Copy out the material below in full, but not its images.

• • •

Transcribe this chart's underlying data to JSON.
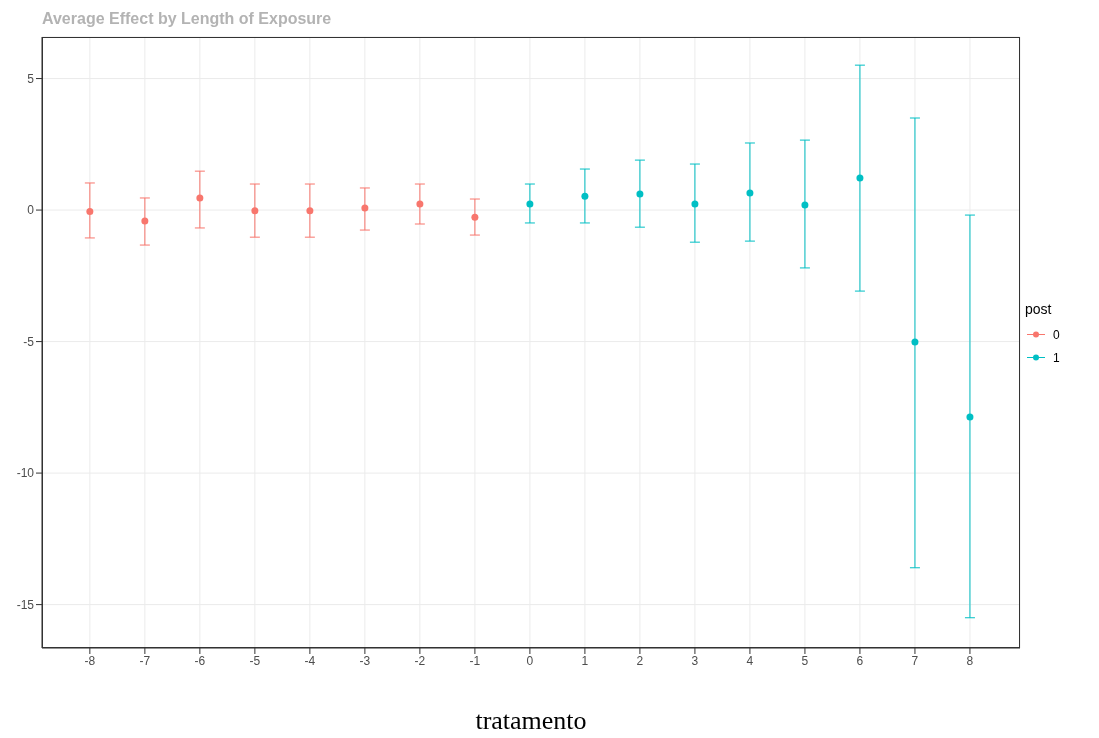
{
  "chart_data": {
    "type": "scatter",
    "title": "Average Effect by Length of Exposure",
    "xlabel": "tratamento",
    "legend_title": "post",
    "legend": "right",
    "grid": true,
    "marker": "circle",
    "xlim": [
      -8.87,
      8.91
    ],
    "xticks": [
      -8,
      -7,
      -6,
      -5,
      -4,
      -3,
      -2,
      -1,
      0,
      1,
      2,
      3,
      4,
      5,
      6,
      7,
      8
    ],
    "ylim": [
      -16.65,
      6.58
    ],
    "yticks": [
      5,
      0,
      -5,
      -10,
      -15
    ],
    "series": [
      {
        "name": "0",
        "color": "#f8766d",
        "x": [
          -8,
          -7,
          -6,
          -5,
          -4,
          -3,
          -2,
          -1
        ],
        "values": [
          -0.05,
          -0.42,
          0.46,
          -0.03,
          -0.03,
          0.08,
          0.23,
          -0.27
        ],
        "errors": [
          [
            -1.06,
            1.03
          ],
          [
            -1.33,
            0.46
          ],
          [
            -0.68,
            1.48
          ],
          [
            -1.03,
            0.99
          ],
          [
            -1.03,
            0.99
          ],
          [
            -0.76,
            0.84
          ],
          [
            -0.53,
            0.99
          ],
          [
            -0.95,
            0.42
          ]
        ]
      },
      {
        "name": "1",
        "color": "#00bfc4",
        "x": [
          0,
          1,
          2,
          3,
          4,
          5,
          6,
          7,
          8
        ],
        "values": [
          0.23,
          0.53,
          0.61,
          0.23,
          0.65,
          0.19,
          1.22,
          -5.02,
          -7.87
        ],
        "errors": [
          [
            -0.49,
            0.99
          ],
          [
            -0.49,
            1.56
          ],
          [
            -0.65,
            1.9
          ],
          [
            -1.22,
            1.75
          ],
          [
            -1.18,
            2.55
          ],
          [
            -2.2,
            2.66
          ],
          [
            -3.08,
            5.51
          ],
          [
            -13.6,
            3.5
          ],
          [
            -15.5,
            -0.19
          ]
        ]
      }
    ]
  }
}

• • •

Reply to the exercise:
Transcribe this chart's underlying data to JSON.
{
  "chart_data": {
    "type": "scatter",
    "title": "Average Effect by Length of Exposure",
    "xlabel": "tratamento",
    "legend_title": "post",
    "legend": "right",
    "grid": true,
    "marker": "circle",
    "xlim": [
      -8.87,
      8.91
    ],
    "xticks": [
      -8,
      -7,
      -6,
      -5,
      -4,
      -3,
      -2,
      -1,
      0,
      1,
      2,
      3,
      4,
      5,
      6,
      7,
      8
    ],
    "ylim": [
      -16.65,
      6.58
    ],
    "yticks": [
      5,
      0,
      -5,
      -10,
      -15
    ],
    "series": [
      {
        "name": "0",
        "color": "#f8766d",
        "x": [
          -8,
          -7,
          -6,
          -5,
          -4,
          -3,
          -2,
          -1
        ],
        "values": [
          -0.05,
          -0.42,
          0.46,
          -0.03,
          -0.03,
          0.08,
          0.23,
          -0.27
        ],
        "errors": [
          [
            -1.06,
            1.03
          ],
          [
            -1.33,
            0.46
          ],
          [
            -0.68,
            1.48
          ],
          [
            -1.03,
            0.99
          ],
          [
            -1.03,
            0.99
          ],
          [
            -0.76,
            0.84
          ],
          [
            -0.53,
            0.99
          ],
          [
            -0.95,
            0.42
          ]
        ]
      },
      {
        "name": "1",
        "color": "#00bfc4",
        "x": [
          0,
          1,
          2,
          3,
          4,
          5,
          6,
          7,
          8
        ],
        "values": [
          0.23,
          0.53,
          0.61,
          0.23,
          0.65,
          0.19,
          1.22,
          -5.02,
          -7.87
        ],
        "errors": [
          [
            -0.49,
            0.99
          ],
          [
            -0.49,
            1.56
          ],
          [
            -0.65,
            1.9
          ],
          [
            -1.22,
            1.75
          ],
          [
            -1.18,
            2.55
          ],
          [
            -2.2,
            2.66
          ],
          [
            -3.08,
            5.51
          ],
          [
            -13.6,
            3.5
          ],
          [
            -15.5,
            -0.19
          ]
        ]
      }
    ]
  }
}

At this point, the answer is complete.